_What to do:_ Every record below should be written out exactly; pictures stay out.

● ● ● ●

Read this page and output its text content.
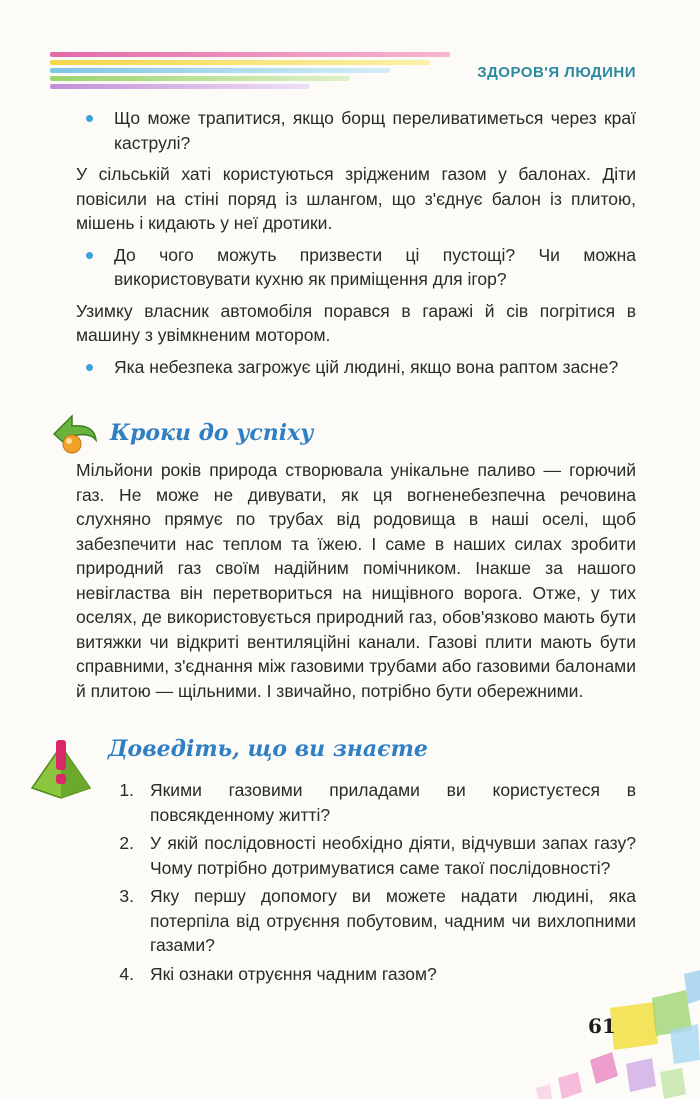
ЗДОРОВ'Я ЛЮДИНИ
Що може трапитися, якщо борщ переливатиметься через краї каструлі?

У сільській хаті користуються зрідженим газом у балонах. Діти повісили на стіні поряд із шлангом, що з'єднує балон із плитою, мішень і кидають у неї дротики.

До чого можуть призвести ці пустощі? Чи можна використовувати кухню як приміщення для ігор?

Узимку власник автомобіля порався в гаражі й сів погрітися в машину з увімкненим мотором.

Яка небезпека загрожує цій людині, якщо вона раптом засне?
Кроки до успіху

Мільйони років природа створювала унікальне паливо — горючий газ. Не може не дивувати, як ця вогненебезпечна речовина слухняно прямує по трубах від родовища в наші оселі, щоб забезпечити нас теплом та їжею. І саме в наших силах зробити природний газ своїм надійним помічником. Інакше за нашого невігластва він перетвориться на нищівного ворога. Отже, у тих оселях, де використовується природний газ, обов'язково мають бути витяжки чи відкриті вентиляційні канали. Газові плити мають бути справними, з'єднання між газовими трубами або газовими балонами й плитою — щільними. І звичайно, потрібно бути обережними.

Доведіть, що ви знаєте
1. Якими газовими приладами ви користуєтеся в повсякденному житті?
2. У якій послідовності необхідно діяти, відчувши запах газу? Чому потрібно дотримуватися саме такої послідовності?
3. Яку першу допомогу ви можете надати людині, яка потерпіла від отруєння побутовим, чадним чи вихлопними газами?
4. Які ознаки отруєння чадним газом?
61
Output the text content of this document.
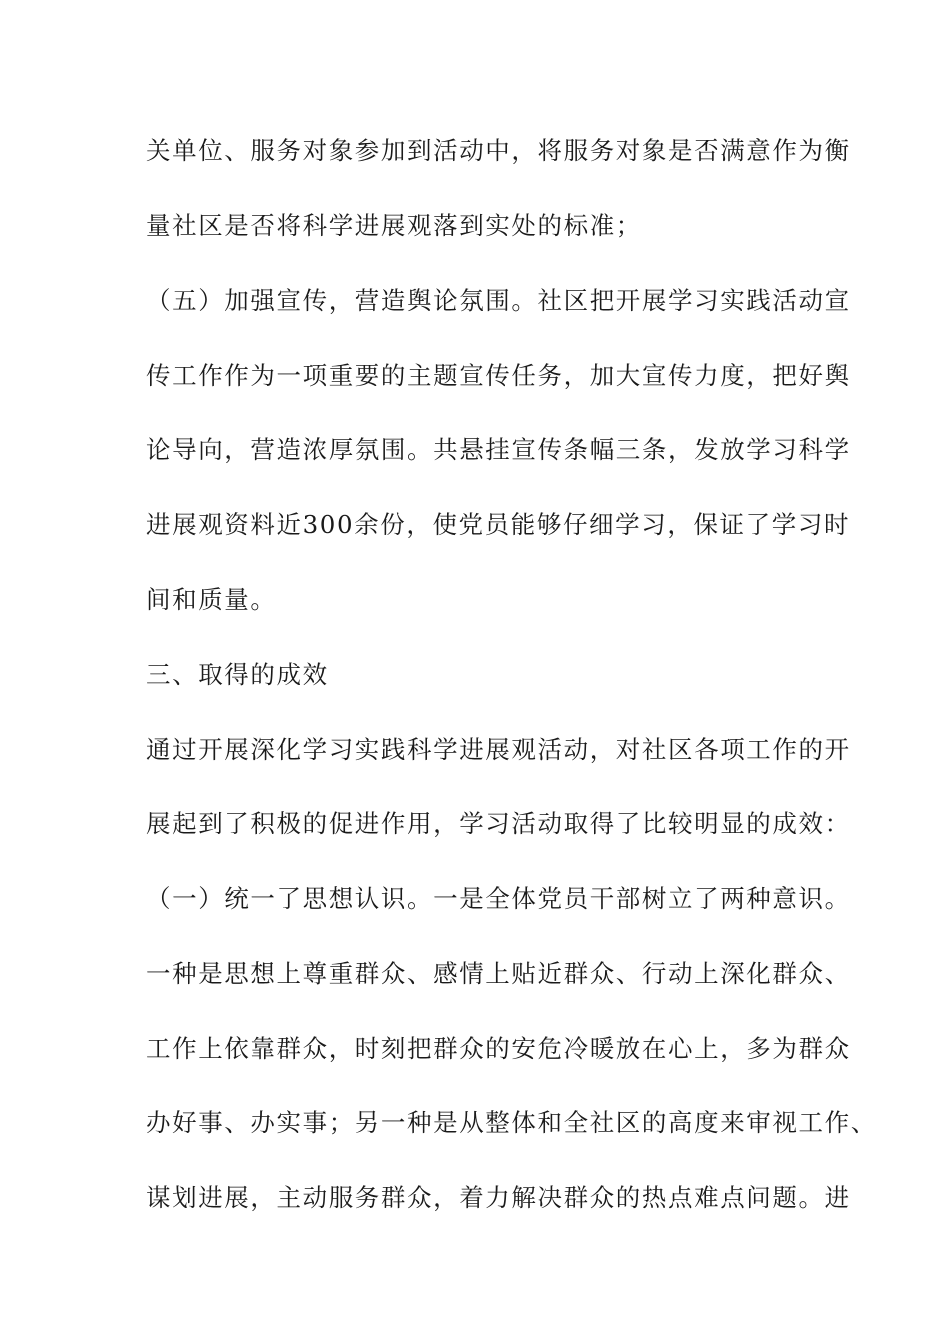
关单位、服务对象参加到活动中，将服务对象是否满意作为衡
量社区是否将科学进展观落到实处的标准；
（五）加强宣传，营造舆论氛围。社区把开展学习实践活动宣
传工作作为一项重要的主题宣传任务，加大宣传力度，把好舆
论导向，营造浓厚氛围。共悬挂宣传条幅三条，发放学习科学
进展观资料近300余份，使党员能够仔细学习，保证了学习时
间和质量。
三、取得的成效
通过开展深化学习实践科学进展观活动，对社区各项工作的开
展起到了积极的促进作用，学习活动取得了比较明显的成效：
（一）统一了思想认识。一是全体党员干部树立了两种意识。
一种是思想上尊重群众、感情上贴近群众、行动上深化群众、
工作上依靠群众，时刻把群众的安危冷暖放在心上，多为群众
办好事、办实事；另一种是从整体和全社区的高度来审视工作、
谋划进展，主动服务群众，着力解决群众的热点难点问题。进
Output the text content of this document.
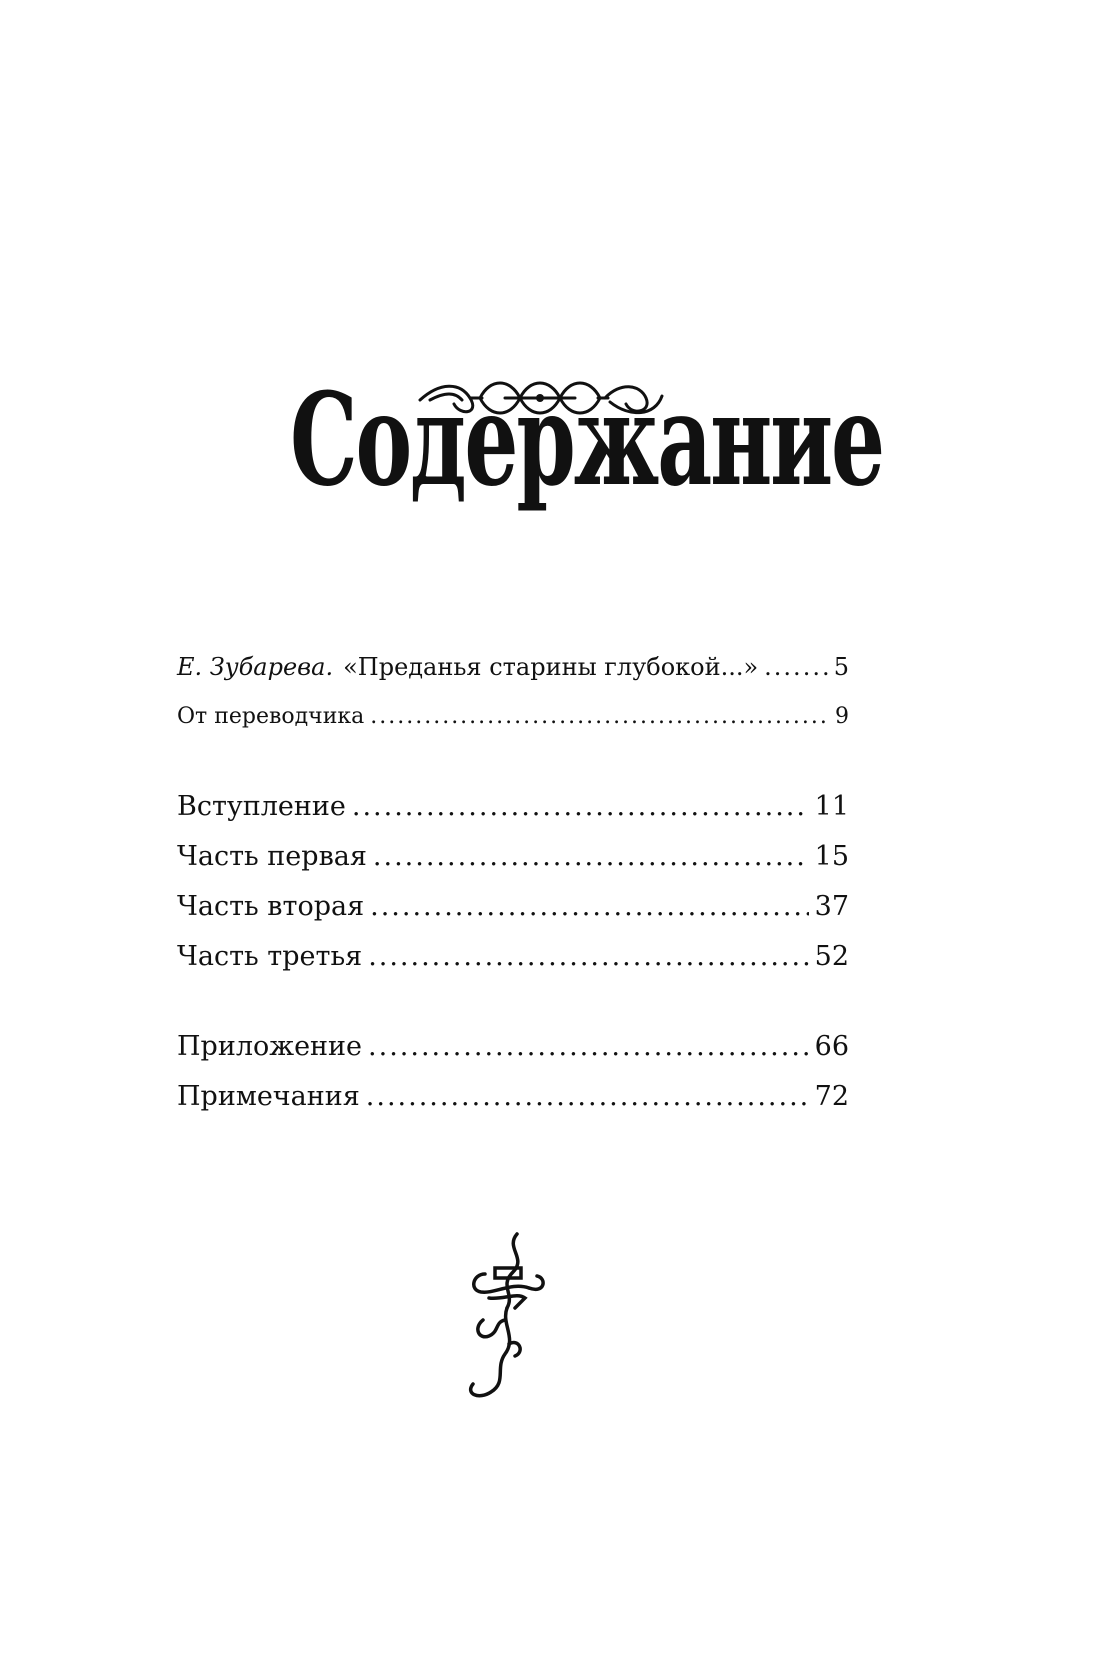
Содержание
Е. Зубарева. «Преданья старины глубокой...» .....	5
От переводчика .....	9
Вступление .....	11
Часть первая .....	15
Часть вторая .....	37
Часть третья .....	52
Приложение .....	66
Примечания .....	72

● ● ● ●

_Full solution:_
Read this page and output its text content.
ЗДОРОВ'Я ЛЮДИНИ
Що може трапитися, якщо борщ переливатиметься через краї каструлі?

У сільській хаті користуються зрідженим газом у балонах. Діти повісили на стіні поряд із шлангом, що з'єднує балон із плитою, мішень і кидають у неї дротики.

До чого можуть призвести ці пустощі? Чи можна використовувати кухню як приміщення для ігор?

Узимку власник автомобіля порався в гаражі й сів погрітися в машину з увімкненим мотором.

Яка небезпека загрожує цій людині, якщо вона раптом засне?
Кроки до успіху

Мільйони років природа створювала унікальне паливо — горючий газ. Не може не дивувати, як ця вогненебезпечна речовина слухняно прямує по трубах від родовища в наші оселі, щоб забезпечити нас теплом та їжею. І саме в наших силах зробити природний газ своїм надійним помічником. Інакше за нашого невігластва він перетвориться на нищівного ворога. Отже, у тих оселях, де використовується природний газ, обов'язково мають бути витяжки чи відкриті вентиляційні канали. Газові плити мають бути справними, з'єднання між газовими трубами або газовими балонами й плитою — щільними. І звичайно, потрібно бути обережними.

Доведіть, що ви знаєте
1. Якими газовими приладами ви користуєтеся в повсякденному житті?
2. У якій послідовності необхідно діяти, відчувши запах газу? Чому потрібно дотримуватися саме такої послідовності?
3. Яку першу допомогу ви можете надати людині, яка потерпіла від отруєння побутовим, чадним чи вихлопними газами?
4. Які ознаки отруєння чадним газом?
61
Output the text content of this document.
关单位、服务对象参加到活动中，将服务对象是否满意作为衡
量社区是否将科学进展观落到实处的标准；
（五）加强宣传，营造舆论氛围。社区把开展学习实践活动宣
传工作作为一项重要的主题宣传任务，加大宣传力度，把好舆
论导向，营造浓厚氛围。共悬挂宣传条幅三条，发放学习科学
进展观资料近300余份，使党员能够仔细学习，保证了学习时
间和质量。
三、取得的成效
通过开展深化学习实践科学进展观活动，对社区各项工作的开
展起到了积极的促进作用，学习活动取得了比较明显的成效：
（一）统一了思想认识。一是全体党员干部树立了两种意识。
一种是思想上尊重群众、感情上贴近群众、行动上深化群众、
工作上依靠群众，时刻把群众的安危冷暖放在心上，多为群众
办好事、办实事；另一种是从整体和全社区的高度来审视工作、
谋划进展，主动服务群众，着力解决群众的热点难点问题。进
Output the text content of this document.
Содержание
Е. Зубарева. «Преданья старины глубокой...» .....	5
От переводчика .....	9
Вступление .....	11
Часть первая .....	15
Часть вторая .....	37
Часть третья .....	52
Приложение .....	66
Примечания .....	72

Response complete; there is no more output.